What this task involves:
Omit every picture while repeating the entries exactly.

================================

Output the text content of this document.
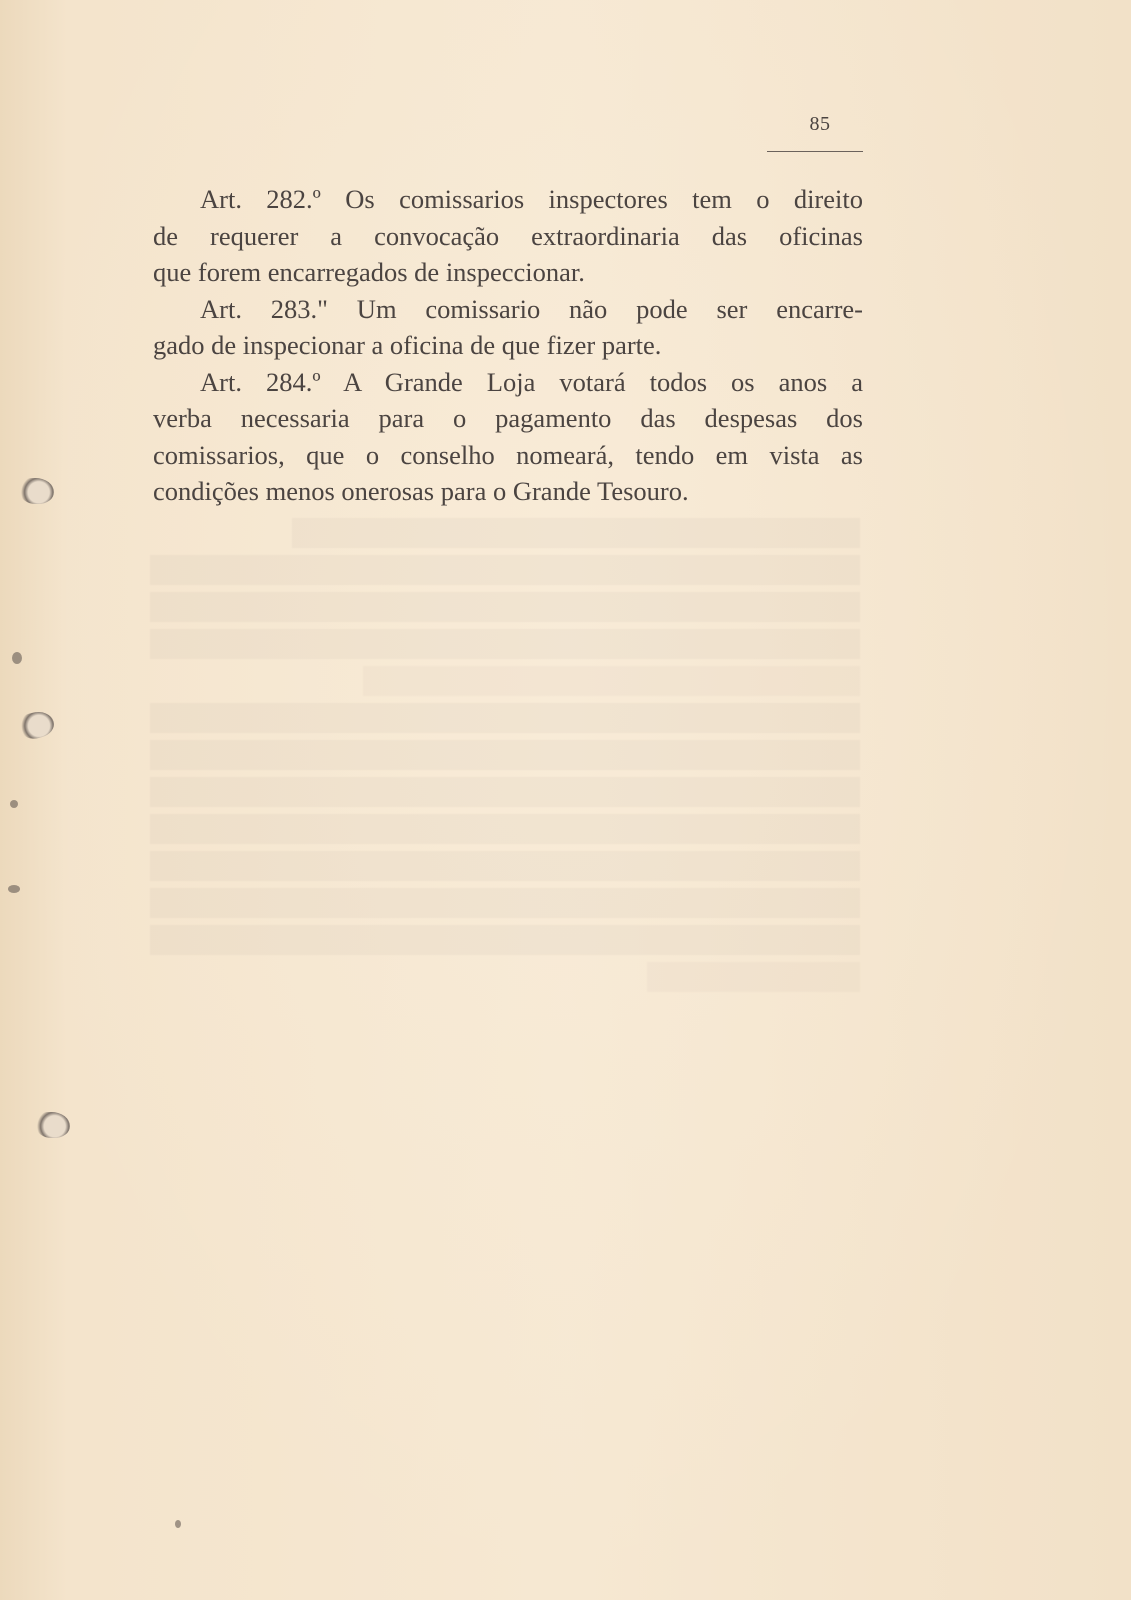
85
Art. 282.º Os comissarios inspectores tem o direito
de requerer a convocação extraordinaria das oficinas
que forem encarregados de inspeccionar.
Art. 283." Um comissario não pode ser encarre-
gado de inspecionar a oficina de que fizer parte.
Art. 284.º A Grande Loja votará todos os anos a
verba necessaria para o pagamento das despesas dos
comissarios, que o conselho nomeará, tendo em vista as
condições menos onerosas para o Grande Tesouro.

================================

Final result:
Output the text content of this document.
85
Art. 282.º Os comissarios inspectores tem o direito
de requerer a convocação extraordinaria das oficinas
que forem encarregados de inspeccionar.
Art. 283." Um comissario não pode ser encarre-
gado de inspecionar a oficina de que fizer parte.
Art. 284.º A Grande Loja votará todos os anos a
verba necessaria para o pagamento das despesas dos
comissarios, que o conselho nomeará, tendo em vista as
condições menos onerosas para o Grande Tesouro.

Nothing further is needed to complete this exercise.